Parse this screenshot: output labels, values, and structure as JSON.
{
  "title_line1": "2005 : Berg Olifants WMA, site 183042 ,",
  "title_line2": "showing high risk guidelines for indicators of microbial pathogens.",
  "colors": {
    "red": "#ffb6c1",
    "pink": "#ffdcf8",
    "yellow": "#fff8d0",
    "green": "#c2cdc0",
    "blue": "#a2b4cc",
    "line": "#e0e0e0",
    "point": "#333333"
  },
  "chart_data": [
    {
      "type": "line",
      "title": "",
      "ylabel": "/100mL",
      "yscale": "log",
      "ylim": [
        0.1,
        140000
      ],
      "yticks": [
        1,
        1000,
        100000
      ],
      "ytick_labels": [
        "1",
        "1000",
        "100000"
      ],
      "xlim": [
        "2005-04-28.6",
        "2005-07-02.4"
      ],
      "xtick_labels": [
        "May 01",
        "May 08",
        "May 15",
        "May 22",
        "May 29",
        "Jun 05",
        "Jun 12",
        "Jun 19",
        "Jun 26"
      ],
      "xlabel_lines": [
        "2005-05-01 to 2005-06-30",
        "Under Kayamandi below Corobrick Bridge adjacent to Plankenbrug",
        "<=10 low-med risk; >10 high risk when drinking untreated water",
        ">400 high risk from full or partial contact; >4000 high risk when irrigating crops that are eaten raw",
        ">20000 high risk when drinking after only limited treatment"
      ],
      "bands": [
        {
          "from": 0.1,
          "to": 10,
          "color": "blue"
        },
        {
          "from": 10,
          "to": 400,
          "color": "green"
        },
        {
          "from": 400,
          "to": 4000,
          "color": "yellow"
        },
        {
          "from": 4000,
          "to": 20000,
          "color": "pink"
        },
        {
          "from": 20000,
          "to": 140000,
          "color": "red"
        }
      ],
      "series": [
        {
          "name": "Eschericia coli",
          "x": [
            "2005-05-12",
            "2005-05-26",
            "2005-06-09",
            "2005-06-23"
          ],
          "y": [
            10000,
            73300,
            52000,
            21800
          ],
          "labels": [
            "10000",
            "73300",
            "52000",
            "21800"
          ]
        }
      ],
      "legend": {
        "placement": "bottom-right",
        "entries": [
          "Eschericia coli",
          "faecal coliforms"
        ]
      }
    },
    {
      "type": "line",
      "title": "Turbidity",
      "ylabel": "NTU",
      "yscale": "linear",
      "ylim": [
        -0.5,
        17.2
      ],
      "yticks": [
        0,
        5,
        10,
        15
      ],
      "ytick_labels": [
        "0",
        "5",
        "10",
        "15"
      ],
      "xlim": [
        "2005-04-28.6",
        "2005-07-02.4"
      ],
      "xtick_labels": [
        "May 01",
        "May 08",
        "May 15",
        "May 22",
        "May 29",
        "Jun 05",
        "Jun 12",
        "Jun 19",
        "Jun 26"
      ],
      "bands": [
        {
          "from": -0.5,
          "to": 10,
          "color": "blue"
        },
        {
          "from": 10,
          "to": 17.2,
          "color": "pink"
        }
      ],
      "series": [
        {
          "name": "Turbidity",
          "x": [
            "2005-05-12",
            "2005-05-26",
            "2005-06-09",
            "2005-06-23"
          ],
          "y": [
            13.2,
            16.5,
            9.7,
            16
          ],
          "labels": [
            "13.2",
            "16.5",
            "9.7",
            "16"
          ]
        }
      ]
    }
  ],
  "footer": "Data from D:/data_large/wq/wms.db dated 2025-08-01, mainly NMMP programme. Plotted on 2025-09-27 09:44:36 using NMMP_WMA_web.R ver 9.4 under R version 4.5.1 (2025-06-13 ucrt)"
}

☆ ☆ ☆ ☆

ACTIVITY: Your answer should be each line of the data that contains the word "name", copied as it stands.

ANSWER FOR THIS EXERCISE:
          "name": "Eschericia coli",
          "name": "Turbidity",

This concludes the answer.